-- start of ENTRIES --

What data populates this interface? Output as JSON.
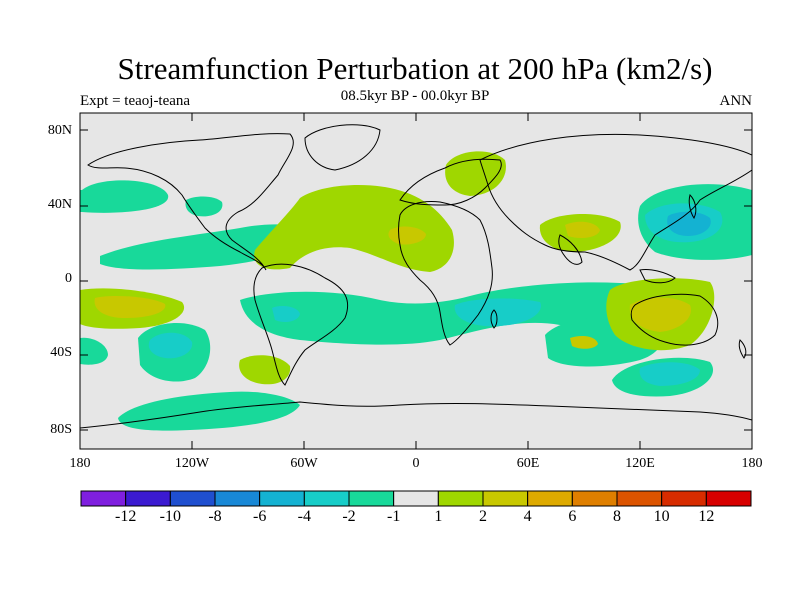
{
  "map": {
    "title": "Streamfunction Perturbation at 200 hPa (km2/s)",
    "subtitle": "08.5kyr BP - 00.0kyr BP",
    "left_label": "Expt = teaoj-teana",
    "right_label": "ANN",
    "lat_labels": [
      "80N",
      "40N",
      "0",
      "40S",
      "80S"
    ],
    "lon_labels": [
      "180",
      "120W",
      "60W",
      "0",
      "60E",
      "120E",
      "180"
    ],
    "background_color": "#e6e6e6",
    "colorbar": {
      "colors": [
        "#7f1fdf",
        "#3b1ad1",
        "#1f4fcf",
        "#1888d6",
        "#14b2d2",
        "#17cdc8",
        "#18d99a",
        "#e6e6e6",
        "#9fd700",
        "#c8c800",
        "#deaa00",
        "#df7f00",
        "#dc5400",
        "#d72c00",
        "#d70000"
      ],
      "labels": [
        "-12",
        "-10",
        "-8",
        "-6",
        "-4",
        "-2",
        "-1",
        "1",
        "2",
        "4",
        "6",
        "8",
        "10",
        "12"
      ]
    }
  }
}
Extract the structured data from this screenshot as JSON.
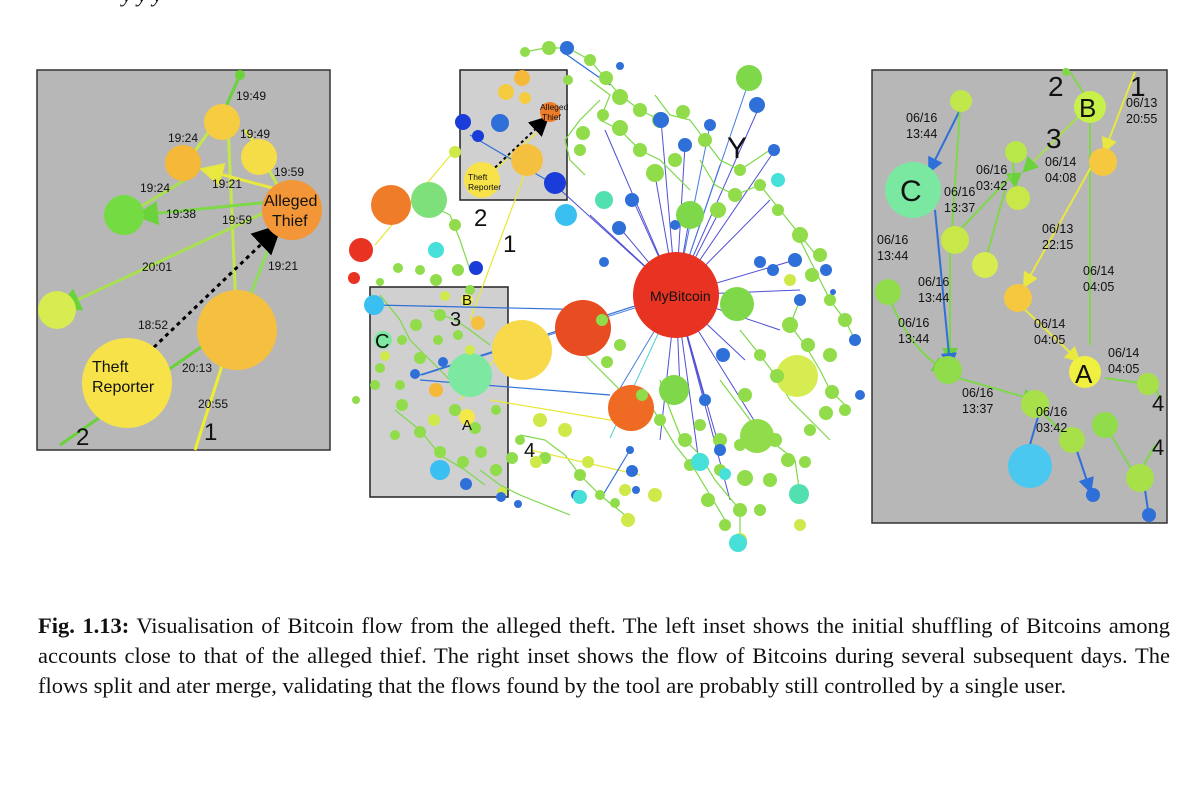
{
  "top_fragment": "y   y   y",
  "figure": {
    "left_inset": {
      "node_labels": {
        "thief": [
          "Alleged",
          "Thief"
        ],
        "reporter": [
          "Theft",
          "Reporter"
        ]
      },
      "edge_labels": [
        "19:49",
        "19:24",
        "19:49",
        "19:59",
        "19:21",
        "19:24",
        "19:38",
        "19:59",
        "20:01",
        "19:21",
        "18:52",
        "20:13",
        "20:55"
      ],
      "markers": [
        "1",
        "2"
      ]
    },
    "center": {
      "hub_label": "MyBitcoin",
      "thief_label": [
        "Alleged",
        "Thief"
      ],
      "reporter_label": [
        "Theft",
        "Reporter"
      ],
      "markers": [
        "Y",
        "1",
        "2",
        "3",
        "4",
        "A",
        "B",
        "C"
      ]
    },
    "right_inset": {
      "markers": [
        "2",
        "1",
        "B",
        "3",
        "C",
        "A",
        "4",
        "4"
      ],
      "edge_labels": [
        [
          "06/13",
          "20:55"
        ],
        [
          "06/16",
          "13:44"
        ],
        [
          "06/16",
          "03:42"
        ],
        [
          "06/14",
          "04:08"
        ],
        [
          "06/16",
          "13:37"
        ],
        [
          "06/13",
          "22:15"
        ],
        [
          "06/16",
          "13:44"
        ],
        [
          "06/14",
          "04:05"
        ],
        [
          "06/16",
          "13:44"
        ],
        [
          "06/16",
          "13:44"
        ],
        [
          "06/14",
          "04:05"
        ],
        [
          "06/14",
          "04:05"
        ],
        [
          "06/16",
          "13:37"
        ],
        [
          "06/16",
          "03:42"
        ]
      ]
    }
  },
  "caption": {
    "label": "Fig. 1.13:",
    "text": "Visualisation of Bitcoin flow from the alleged theft. The left inset shows the initial shuffling of Bitcoins among accounts close to that of the alleged thief. The right inset shows the flow of Bitcoins during several subsequent days. The flows split and ater merge, validating that the flows found by the tool are probably still controlled by a single user."
  }
}
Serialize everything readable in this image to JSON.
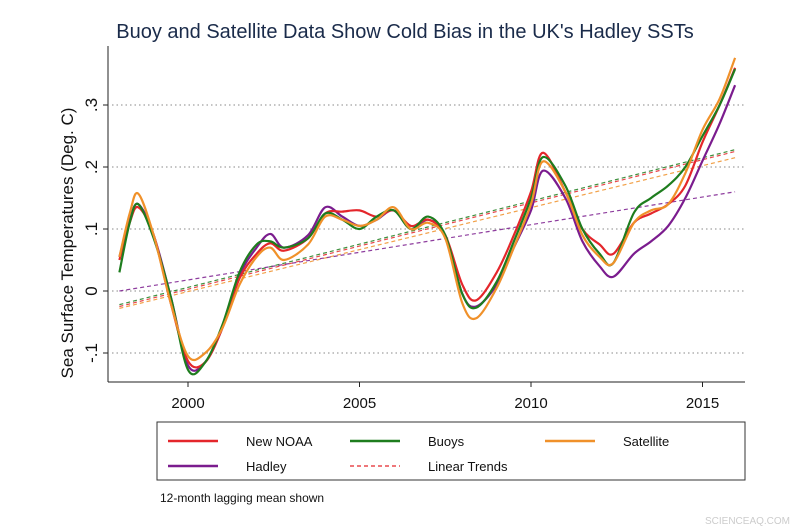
{
  "chart_data": {
    "type": "line",
    "title": "Buoy and Satellite Data Show Cold Bias in the UK's Hadley SSTs",
    "ylabel": "Sea Surface Temperatures (Deg. C)",
    "xlabel": "",
    "xlim": [
      1997.6,
      2016.3
    ],
    "ylim": [
      -0.148,
      0.388
    ],
    "xticks": [
      2000,
      2005,
      2010,
      2015
    ],
    "xtick_labels": [
      "2000",
      "2005",
      "2010",
      "2015"
    ],
    "yticks": [
      -0.1,
      0,
      0.1,
      0.2,
      0.3
    ],
    "ytick_labels": [
      "-.1",
      "0",
      ".1",
      ".2",
      ".3"
    ],
    "grid": "horizontal dotted",
    "legend_position": "bottom",
    "note": "12-month lagging mean shown",
    "x": [
      1998,
      1998.3,
      1998.55,
      1999,
      1999.5,
      2000,
      2000.5,
      2001,
      2001.5,
      2002,
      2002.4,
      2002.8,
      2003.5,
      2004,
      2004.5,
      2005,
      2005.5,
      2006,
      2006.5,
      2007,
      2007.5,
      2008,
      2008.4,
      2009,
      2009.5,
      2010,
      2010.35,
      2011,
      2011.5,
      2012,
      2012.4,
      2013,
      2013.5,
      2014,
      2014.5,
      2015,
      2015.5,
      2015.95
    ],
    "series": [
      {
        "name": "New NOAA",
        "color": "#e4262b",
        "values": [
          0.05,
          0.11,
          0.135,
          0.09,
          -0.02,
          -0.113,
          -0.115,
          -0.06,
          0.02,
          0.06,
          0.077,
          0.065,
          0.085,
          0.125,
          0.128,
          0.13,
          0.12,
          0.13,
          0.105,
          0.115,
          0.09,
          0.01,
          -0.015,
          0.03,
          0.09,
          0.16,
          0.223,
          0.16,
          0.1,
          0.075,
          0.06,
          0.11,
          0.125,
          0.14,
          0.17,
          0.24,
          0.3,
          0.36
        ],
        "trend": [
          -0.025,
          0.225
        ]
      },
      {
        "name": "Buoys",
        "color": "#1e7d1e",
        "values": [
          0.03,
          0.11,
          0.14,
          0.085,
          -0.01,
          -0.127,
          -0.115,
          -0.055,
          0.03,
          0.075,
          0.08,
          0.07,
          0.085,
          0.125,
          0.115,
          0.1,
          0.12,
          0.13,
          0.1,
          0.12,
          0.09,
          -0.005,
          -0.027,
          0.015,
          0.08,
          0.15,
          0.216,
          0.17,
          0.1,
          0.06,
          0.045,
          0.126,
          0.15,
          0.17,
          0.2,
          0.25,
          0.3,
          0.358
        ],
        "trend": [
          -0.022,
          0.228
        ]
      },
      {
        "name": "Satellite",
        "color": "#f0912a",
        "values": [
          0.055,
          0.125,
          0.157,
          0.09,
          -0.02,
          -0.105,
          -0.1,
          -0.06,
          0.01,
          0.055,
          0.07,
          0.05,
          0.075,
          0.12,
          0.115,
          0.105,
          0.115,
          0.135,
          0.1,
          0.11,
          0.085,
          -0.02,
          -0.044,
          0.005,
          0.07,
          0.14,
          0.209,
          0.16,
          0.09,
          0.055,
          0.045,
          0.11,
          0.13,
          0.14,
          0.19,
          0.26,
          0.31,
          0.376
        ],
        "trend": [
          -0.028,
          0.215
        ]
      },
      {
        "name": "Hadley",
        "color": "#7b1c8e",
        "values": [
          0.055,
          0.115,
          0.14,
          0.09,
          -0.01,
          -0.12,
          -0.115,
          -0.06,
          0.025,
          0.07,
          0.092,
          0.07,
          0.09,
          0.135,
          0.12,
          0.105,
          0.115,
          0.13,
          0.1,
          0.115,
          0.09,
          -0.005,
          -0.025,
          0.01,
          0.07,
          0.13,
          0.194,
          0.15,
          0.08,
          0.04,
          0.023,
          0.06,
          0.08,
          0.105,
          0.15,
          0.21,
          0.27,
          0.332
        ],
        "trend": [
          0.0,
          0.16
        ]
      }
    ],
    "legend": [
      {
        "label": "New NOAA",
        "color": "#e4262b",
        "style": "solid"
      },
      {
        "label": "Buoys",
        "color": "#1e7d1e",
        "style": "solid"
      },
      {
        "label": "Satellite",
        "color": "#f0912a",
        "style": "solid"
      },
      {
        "label": "Hadley",
        "color": "#7b1c8e",
        "style": "solid"
      },
      {
        "label": "Linear Trends",
        "color": "#e4262b",
        "style": "dashed"
      }
    ]
  },
  "watermark": "SCIENCEAQ.COM"
}
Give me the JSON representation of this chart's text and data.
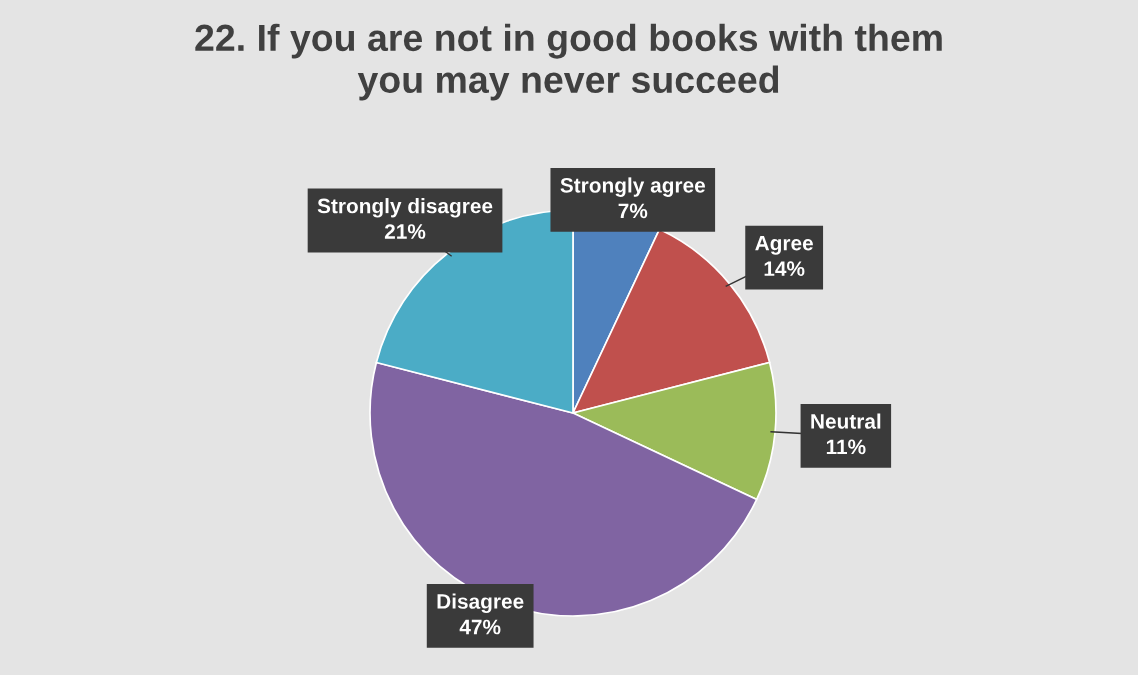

-- end of ENTRIES --

Search the data for the word "text" and copy each line where it appears.

> **CORRECT OUTPUT**:
    "text": "Visualisation of Bitcoin flow from the alleged theft. The left inset shows the initial shuffling of Bitcoins among accounts close to that of the alleged thief. The right inset shows the flow of Bitcoins during several subsequent days. The flows split and ater merge, validating that the flows found by the tool are probably still controlled by a single user."
Give me the JSON representation of this chart's text and data.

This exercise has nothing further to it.